──────── RECORDS SHOWN ────────

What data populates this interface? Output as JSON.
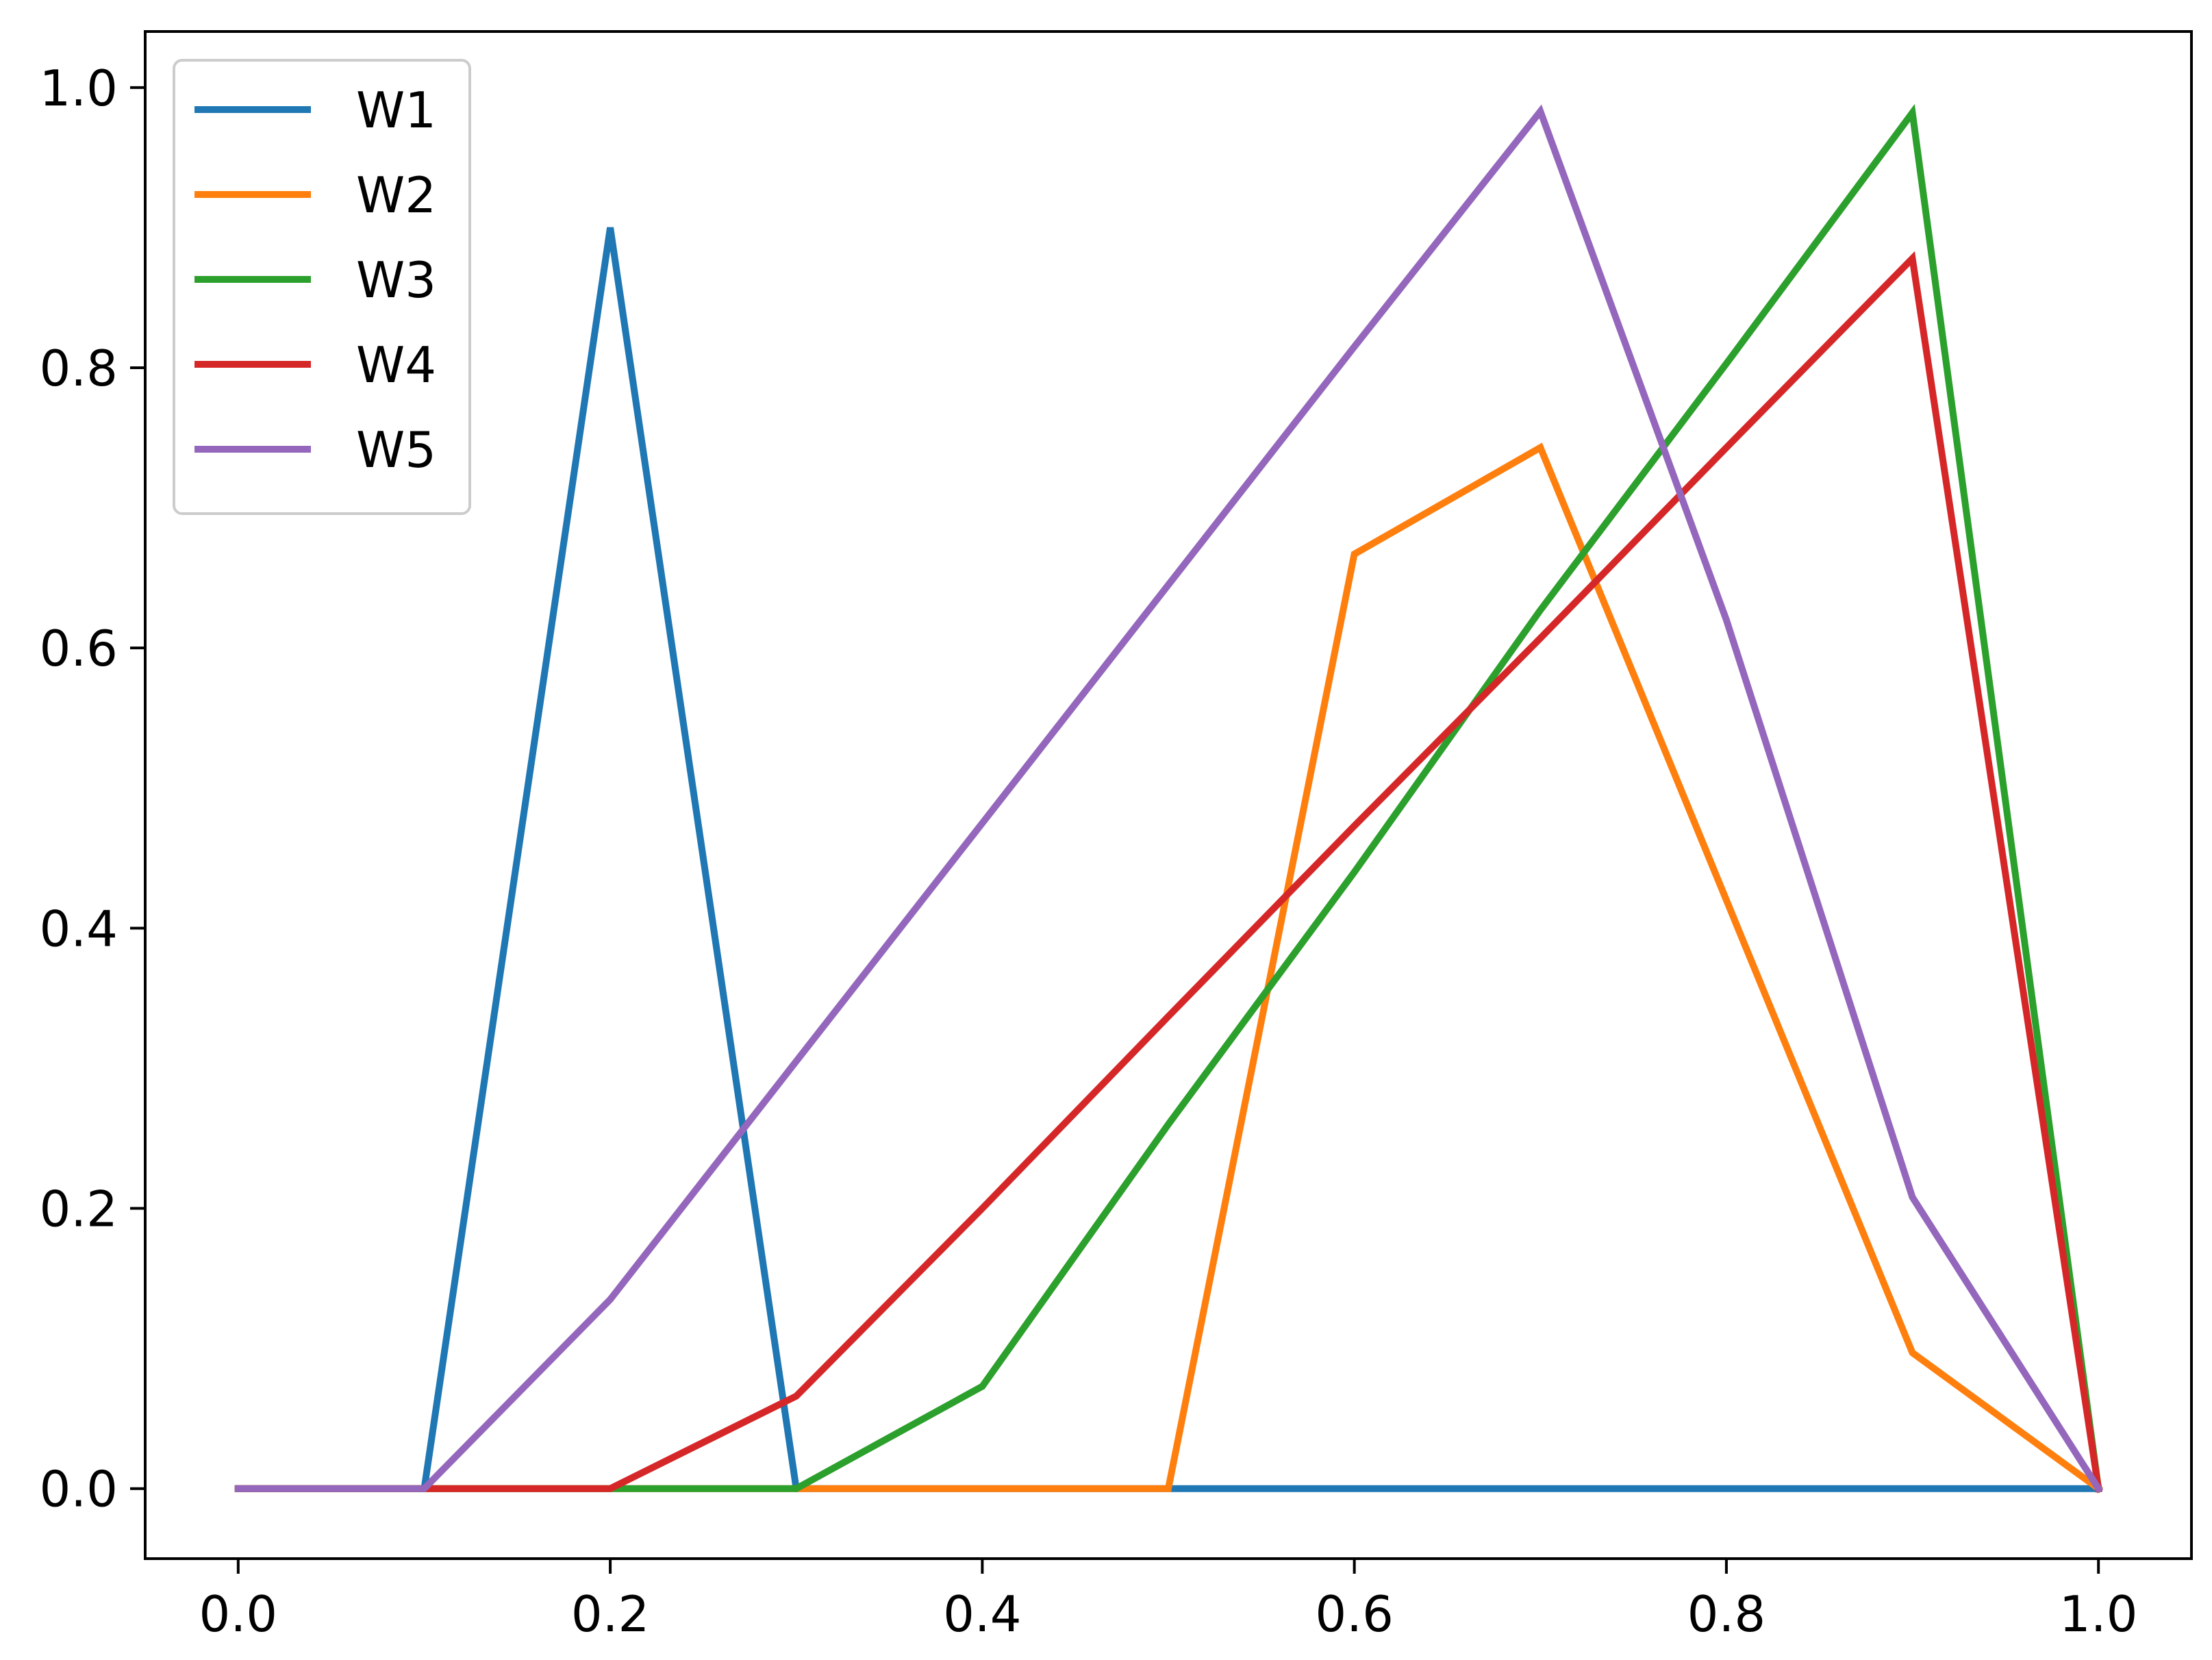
{
  "chart_data": {
    "type": "line",
    "title": "",
    "xlabel": "",
    "ylabel": "",
    "xlim": [
      -0.05,
      1.05
    ],
    "ylim": [
      -0.05,
      1.04
    ],
    "x_ticks": [
      {
        "value": 0.0,
        "label": "0.0"
      },
      {
        "value": 0.2,
        "label": "0.2"
      },
      {
        "value": 0.4,
        "label": "0.4"
      },
      {
        "value": 0.6,
        "label": "0.6"
      },
      {
        "value": 0.8,
        "label": "0.8"
      },
      {
        "value": 1.0,
        "label": "1.0"
      }
    ],
    "y_ticks": [
      {
        "value": 0.0,
        "label": "0.0"
      },
      {
        "value": 0.2,
        "label": "0.2"
      },
      {
        "value": 0.4,
        "label": "0.4"
      },
      {
        "value": 0.6,
        "label": "0.6"
      },
      {
        "value": 0.8,
        "label": "0.8"
      },
      {
        "value": 1.0,
        "label": "1.0"
      }
    ],
    "grid": false,
    "legend_position": "upper-left",
    "x": [
      0.0,
      0.1,
      0.2,
      0.3,
      0.4,
      0.5,
      0.6,
      0.7,
      0.8,
      0.9,
      1.0
    ],
    "series": [
      {
        "name": "W1",
        "color": "#1f77b4",
        "values": [
          0.0,
          0.0,
          0.9,
          0.0,
          0.0,
          0.0,
          0.0,
          0.0,
          0.0,
          0.0,
          0.0
        ]
      },
      {
        "name": "W2",
        "color": "#ff7f0e",
        "values": [
          0.0,
          0.0,
          0.0,
          0.0,
          0.0,
          0.0,
          0.667,
          0.743,
          0.42,
          0.097,
          0.0
        ]
      },
      {
        "name": "W3",
        "color": "#2ca02c",
        "values": [
          0.0,
          0.0,
          0.0,
          0.0,
          0.073,
          0.26,
          0.44,
          0.627,
          0.803,
          0.982,
          0.0
        ]
      },
      {
        "name": "W4",
        "color": "#d62728",
        "values": [
          0.0,
          0.0,
          0.0,
          0.066,
          0.2,
          0.337,
          0.473,
          0.607,
          0.743,
          0.878,
          0.0
        ]
      },
      {
        "name": "W5",
        "color": "#9467bd",
        "values": [
          0.0,
          0.0,
          0.135,
          0.305,
          0.475,
          0.645,
          0.815,
          0.983,
          0.62,
          0.208,
          0.0
        ]
      }
    ]
  }
}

────────

> OBJECTIVE: Extract every line above containing the word "color".

> THE REPLY:
        "color": "#1f77b4",
        "color": "#ff7f0e",
        "color": "#2ca02c",
        "color": "#d62728",
        "color": "#9467bd",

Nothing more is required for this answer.